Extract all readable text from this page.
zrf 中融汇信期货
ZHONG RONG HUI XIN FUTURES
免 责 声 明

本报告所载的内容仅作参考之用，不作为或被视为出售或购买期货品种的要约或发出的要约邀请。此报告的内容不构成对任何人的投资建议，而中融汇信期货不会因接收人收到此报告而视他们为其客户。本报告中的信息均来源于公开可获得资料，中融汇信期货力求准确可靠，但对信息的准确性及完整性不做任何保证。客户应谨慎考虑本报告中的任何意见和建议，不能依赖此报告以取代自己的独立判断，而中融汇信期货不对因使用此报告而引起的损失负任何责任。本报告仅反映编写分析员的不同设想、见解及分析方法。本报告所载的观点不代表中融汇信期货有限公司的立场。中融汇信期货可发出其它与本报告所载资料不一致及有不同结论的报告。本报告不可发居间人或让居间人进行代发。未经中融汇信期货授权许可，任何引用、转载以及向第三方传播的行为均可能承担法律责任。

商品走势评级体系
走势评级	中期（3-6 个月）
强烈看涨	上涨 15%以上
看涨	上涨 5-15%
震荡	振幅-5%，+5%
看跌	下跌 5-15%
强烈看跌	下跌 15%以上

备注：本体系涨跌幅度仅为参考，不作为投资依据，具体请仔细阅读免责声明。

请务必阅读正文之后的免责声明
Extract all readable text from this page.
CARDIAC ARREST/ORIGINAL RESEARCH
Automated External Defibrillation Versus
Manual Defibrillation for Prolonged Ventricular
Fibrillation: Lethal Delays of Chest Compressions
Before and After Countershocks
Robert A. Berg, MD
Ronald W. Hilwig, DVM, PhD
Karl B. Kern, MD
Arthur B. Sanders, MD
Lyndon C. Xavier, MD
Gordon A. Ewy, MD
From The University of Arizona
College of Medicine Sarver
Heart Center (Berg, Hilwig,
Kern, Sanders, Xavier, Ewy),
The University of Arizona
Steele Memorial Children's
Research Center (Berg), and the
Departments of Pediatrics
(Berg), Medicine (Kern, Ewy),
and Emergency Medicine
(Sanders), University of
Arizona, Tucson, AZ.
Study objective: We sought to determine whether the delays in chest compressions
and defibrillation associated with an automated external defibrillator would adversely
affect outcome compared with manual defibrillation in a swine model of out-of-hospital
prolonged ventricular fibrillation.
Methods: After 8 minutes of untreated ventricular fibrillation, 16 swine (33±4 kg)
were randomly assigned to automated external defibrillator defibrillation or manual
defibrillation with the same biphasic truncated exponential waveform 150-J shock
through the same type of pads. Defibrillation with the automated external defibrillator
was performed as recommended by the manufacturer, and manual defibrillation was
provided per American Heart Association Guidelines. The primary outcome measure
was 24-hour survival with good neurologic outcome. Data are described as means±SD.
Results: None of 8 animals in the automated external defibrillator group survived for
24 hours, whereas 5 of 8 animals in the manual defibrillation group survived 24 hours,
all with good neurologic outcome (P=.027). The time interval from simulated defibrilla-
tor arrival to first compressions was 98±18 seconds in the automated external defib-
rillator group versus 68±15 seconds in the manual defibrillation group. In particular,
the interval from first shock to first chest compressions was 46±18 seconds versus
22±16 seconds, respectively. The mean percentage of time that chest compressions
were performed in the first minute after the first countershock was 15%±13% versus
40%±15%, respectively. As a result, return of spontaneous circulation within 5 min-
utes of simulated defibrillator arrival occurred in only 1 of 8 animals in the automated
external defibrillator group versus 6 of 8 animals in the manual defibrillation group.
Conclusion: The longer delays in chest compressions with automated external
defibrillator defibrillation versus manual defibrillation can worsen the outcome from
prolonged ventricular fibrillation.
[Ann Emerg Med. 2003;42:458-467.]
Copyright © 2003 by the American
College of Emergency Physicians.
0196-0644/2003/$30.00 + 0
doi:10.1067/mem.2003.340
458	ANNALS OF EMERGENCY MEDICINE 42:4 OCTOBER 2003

= = = = = = =

» **What the task requires**: Extract, from the listing above, every line where the string "group" occurs.

» **Solution to this task**:
Results: None of 8 animals in the automated external defibrillator group survived for
24 hours, whereas 5 of 8 animals in the manual defibrillation group survived 24 hours,
rillator group versus 68±15 seconds in the manual defibrillation group. In particular,
external defibrillator group versus 6 of 8 animals in the manual defibrillation group.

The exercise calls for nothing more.